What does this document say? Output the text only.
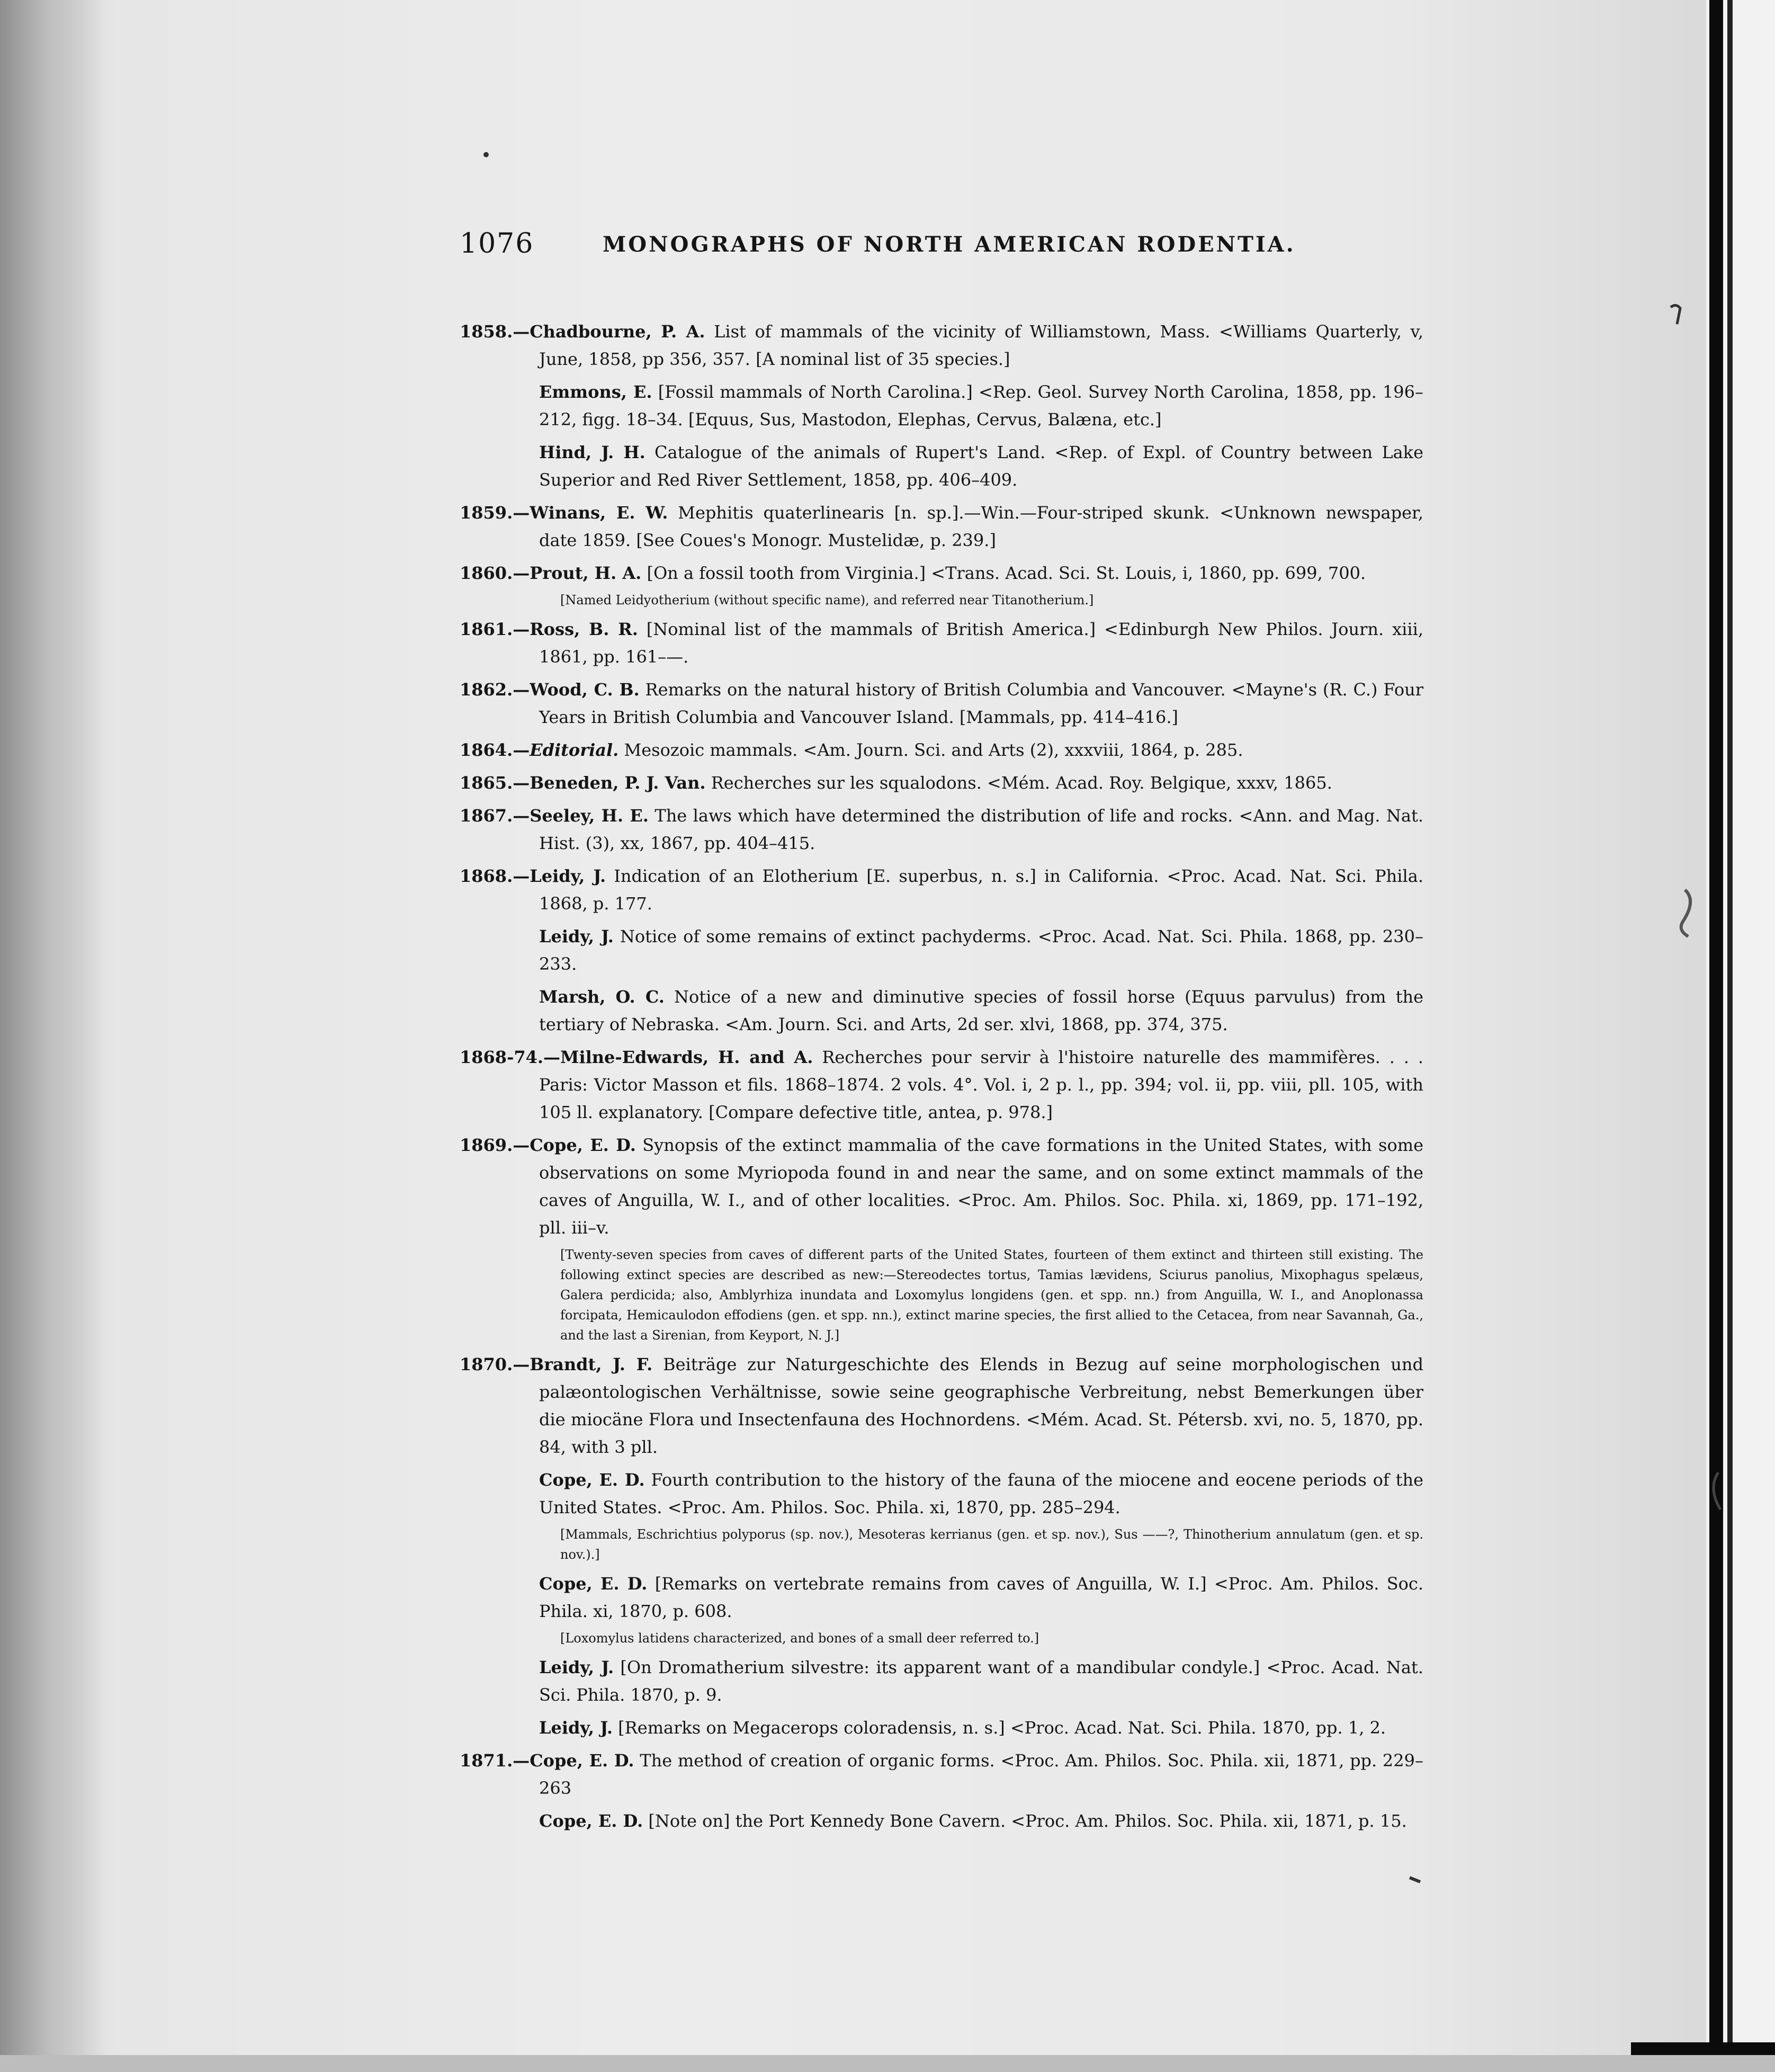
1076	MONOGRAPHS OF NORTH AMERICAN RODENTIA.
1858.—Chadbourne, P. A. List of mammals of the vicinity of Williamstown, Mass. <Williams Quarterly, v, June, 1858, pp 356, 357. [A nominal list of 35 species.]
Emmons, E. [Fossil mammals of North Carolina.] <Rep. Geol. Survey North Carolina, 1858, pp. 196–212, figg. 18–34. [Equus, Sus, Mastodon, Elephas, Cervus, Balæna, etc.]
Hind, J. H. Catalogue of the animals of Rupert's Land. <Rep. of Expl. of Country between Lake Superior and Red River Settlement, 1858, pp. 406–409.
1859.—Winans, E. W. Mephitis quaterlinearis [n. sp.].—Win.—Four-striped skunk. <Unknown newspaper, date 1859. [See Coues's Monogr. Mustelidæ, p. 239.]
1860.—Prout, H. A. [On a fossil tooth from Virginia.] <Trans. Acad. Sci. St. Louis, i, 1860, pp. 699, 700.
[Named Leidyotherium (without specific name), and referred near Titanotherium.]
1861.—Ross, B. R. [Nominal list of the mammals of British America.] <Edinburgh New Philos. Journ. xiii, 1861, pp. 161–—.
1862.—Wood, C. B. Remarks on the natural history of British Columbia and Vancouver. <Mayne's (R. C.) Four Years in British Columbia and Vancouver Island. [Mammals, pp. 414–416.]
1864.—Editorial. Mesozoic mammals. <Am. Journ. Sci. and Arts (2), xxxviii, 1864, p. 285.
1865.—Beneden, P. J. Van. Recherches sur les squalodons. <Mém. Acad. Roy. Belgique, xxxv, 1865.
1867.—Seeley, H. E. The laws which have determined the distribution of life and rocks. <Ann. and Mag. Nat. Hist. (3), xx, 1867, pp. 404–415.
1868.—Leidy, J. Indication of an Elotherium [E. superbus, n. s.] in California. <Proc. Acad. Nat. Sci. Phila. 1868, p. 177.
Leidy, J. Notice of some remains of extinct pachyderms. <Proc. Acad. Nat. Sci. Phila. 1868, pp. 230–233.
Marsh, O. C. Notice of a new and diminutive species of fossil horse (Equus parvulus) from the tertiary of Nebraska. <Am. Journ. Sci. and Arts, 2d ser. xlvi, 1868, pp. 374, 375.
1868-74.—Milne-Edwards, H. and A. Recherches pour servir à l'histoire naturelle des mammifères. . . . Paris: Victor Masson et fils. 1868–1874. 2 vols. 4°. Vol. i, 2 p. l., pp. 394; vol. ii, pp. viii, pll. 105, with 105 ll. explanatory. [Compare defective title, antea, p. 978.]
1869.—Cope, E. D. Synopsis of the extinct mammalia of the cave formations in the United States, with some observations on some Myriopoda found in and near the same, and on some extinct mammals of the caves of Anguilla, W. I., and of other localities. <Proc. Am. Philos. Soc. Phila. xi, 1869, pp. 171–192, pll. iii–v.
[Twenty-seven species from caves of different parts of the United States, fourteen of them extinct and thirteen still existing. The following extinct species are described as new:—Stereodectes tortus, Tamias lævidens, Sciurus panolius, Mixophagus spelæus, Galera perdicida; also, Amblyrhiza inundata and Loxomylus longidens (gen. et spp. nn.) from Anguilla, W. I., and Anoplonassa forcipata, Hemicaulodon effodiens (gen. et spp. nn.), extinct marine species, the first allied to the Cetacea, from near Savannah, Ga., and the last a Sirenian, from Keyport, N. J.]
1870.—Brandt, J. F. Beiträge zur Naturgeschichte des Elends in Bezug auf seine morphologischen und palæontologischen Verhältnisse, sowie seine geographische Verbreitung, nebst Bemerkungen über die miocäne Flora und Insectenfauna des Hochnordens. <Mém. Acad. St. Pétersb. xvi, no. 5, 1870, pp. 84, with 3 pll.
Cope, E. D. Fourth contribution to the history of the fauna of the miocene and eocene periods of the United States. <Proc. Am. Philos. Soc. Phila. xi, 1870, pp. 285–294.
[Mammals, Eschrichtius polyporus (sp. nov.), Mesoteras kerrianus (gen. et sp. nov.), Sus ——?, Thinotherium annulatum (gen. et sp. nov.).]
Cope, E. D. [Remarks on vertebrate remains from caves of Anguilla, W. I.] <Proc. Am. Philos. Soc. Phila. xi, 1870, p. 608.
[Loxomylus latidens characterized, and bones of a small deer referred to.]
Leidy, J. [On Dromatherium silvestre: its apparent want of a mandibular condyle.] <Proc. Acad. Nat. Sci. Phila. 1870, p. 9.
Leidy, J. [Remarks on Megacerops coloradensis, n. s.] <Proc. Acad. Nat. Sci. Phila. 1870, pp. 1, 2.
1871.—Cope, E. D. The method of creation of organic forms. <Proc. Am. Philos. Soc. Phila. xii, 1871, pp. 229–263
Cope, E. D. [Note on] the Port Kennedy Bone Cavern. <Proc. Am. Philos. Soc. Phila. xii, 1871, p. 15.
========================
Pictures are not part of the copy; reproduce everything else in the records exactly.

| Answer |
What does this document say? Output the text only.
1076	MONOGRAPHS OF NORTH AMERICAN RODENTIA.
1858.—Chadbourne, P. A. List of mammals of the vicinity of Williamstown, Mass. <Williams Quarterly, v, June, 1858, pp 356, 357. [A nominal list of 35 species.]
Emmons, E. [Fossil mammals of North Carolina.] <Rep. Geol. Survey North Carolina, 1858, pp. 196–212, figg. 18–34. [Equus, Sus, Mastodon, Elephas, Cervus, Balæna, etc.]
Hind, J. H. Catalogue of the animals of Rupert's Land. <Rep. of Expl. of Country between Lake Superior and Red River Settlement, 1858, pp. 406–409.
1859.—Winans, E. W. Mephitis quaterlinearis [n. sp.].—Win.—Four-striped skunk. <Unknown newspaper, date 1859. [See Coues's Monogr. Mustelidæ, p. 239.]
1860.—Prout, H. A. [On a fossil tooth from Virginia.] <Trans. Acad. Sci. St. Louis, i, 1860, pp. 699, 700.
[Named Leidyotherium (without specific name), and referred near Titanotherium.]
1861.—Ross, B. R. [Nominal list of the mammals of British America.] <Edinburgh New Philos. Journ. xiii, 1861, pp. 161–—.
1862.—Wood, C. B. Remarks on the natural history of British Columbia and Vancouver. <Mayne's (R. C.) Four Years in British Columbia and Vancouver Island. [Mammals, pp. 414–416.]
1864.—Editorial. Mesozoic mammals. <Am. Journ. Sci. and Arts (2), xxxviii, 1864, p. 285.
1865.—Beneden, P. J. Van. Recherches sur les squalodons. <Mém. Acad. Roy. Belgique, xxxv, 1865.
1867.—Seeley, H. E. The laws which have determined the distribution of life and rocks. <Ann. and Mag. Nat. Hist. (3), xx, 1867, pp. 404–415.
1868.—Leidy, J. Indication of an Elotherium [E. superbus, n. s.] in California. <Proc. Acad. Nat. Sci. Phila. 1868, p. 177.
Leidy, J. Notice of some remains of extinct pachyderms. <Proc. Acad. Nat. Sci. Phila. 1868, pp. 230–233.
Marsh, O. C. Notice of a new and diminutive species of fossil horse (Equus parvulus) from the tertiary of Nebraska. <Am. Journ. Sci. and Arts, 2d ser. xlvi, 1868, pp. 374, 375.
1868-74.—Milne-Edwards, H. and A. Recherches pour servir à l'histoire naturelle des mammifères. . . . Paris: Victor Masson et fils. 1868–1874. 2 vols. 4°. Vol. i, 2 p. l., pp. 394; vol. ii, pp. viii, pll. 105, with 105 ll. explanatory. [Compare defective title, antea, p. 978.]
1869.—Cope, E. D. Synopsis of the extinct mammalia of the cave formations in the United States, with some observations on some Myriopoda found in and near the same, and on some extinct mammals of the caves of Anguilla, W. I., and of other localities. <Proc. Am. Philos. Soc. Phila. xi, 1869, pp. 171–192, pll. iii–v.
[Twenty-seven species from caves of different parts of the United States, fourteen of them extinct and thirteen still existing. The following extinct species are described as new:—Stereodectes tortus, Tamias lævidens, Sciurus panolius, Mixophagus spelæus, Galera perdicida; also, Amblyrhiza inundata and Loxomylus longidens (gen. et spp. nn.) from Anguilla, W. I., and Anoplonassa forcipata, Hemicaulodon effodiens (gen. et spp. nn.), extinct marine species, the first allied to the Cetacea, from near Savannah, Ga., and the last a Sirenian, from Keyport, N. J.]
1870.—Brandt, J. F. Beiträge zur Naturgeschichte des Elends in Bezug auf seine morphologischen und palæontologischen Verhältnisse, sowie seine geographische Verbreitung, nebst Bemerkungen über die miocäne Flora und Insectenfauna des Hochnordens. <Mém. Acad. St. Pétersb. xvi, no. 5, 1870, pp. 84, with 3 pll.
Cope, E. D. Fourth contribution to the history of the fauna of the miocene and eocene periods of the United States. <Proc. Am. Philos. Soc. Phila. xi, 1870, pp. 285–294.
[Mammals, Eschrichtius polyporus (sp. nov.), Mesoteras kerrianus (gen. et sp. nov.), Sus ——?, Thinotherium annulatum (gen. et sp. nov.).]
Cope, E. D. [Remarks on vertebrate remains from caves of Anguilla, W. I.] <Proc. Am. Philos. Soc. Phila. xi, 1870, p. 608.
[Loxomylus latidens characterized, and bones of a small deer referred to.]
Leidy, J. [On Dromatherium silvestre: its apparent want of a mandibular condyle.] <Proc. Acad. Nat. Sci. Phila. 1870, p. 9.
Leidy, J. [Remarks on Megacerops coloradensis, n. s.] <Proc. Acad. Nat. Sci. Phila. 1870, pp. 1, 2.
1871.—Cope, E. D. The method of creation of organic forms. <Proc. Am. Philos. Soc. Phila. xii, 1871, pp. 229–263
Cope, E. D. [Note on] the Port Kennedy Bone Cavern. <Proc. Am. Philos. Soc. Phila. xii, 1871, p. 15.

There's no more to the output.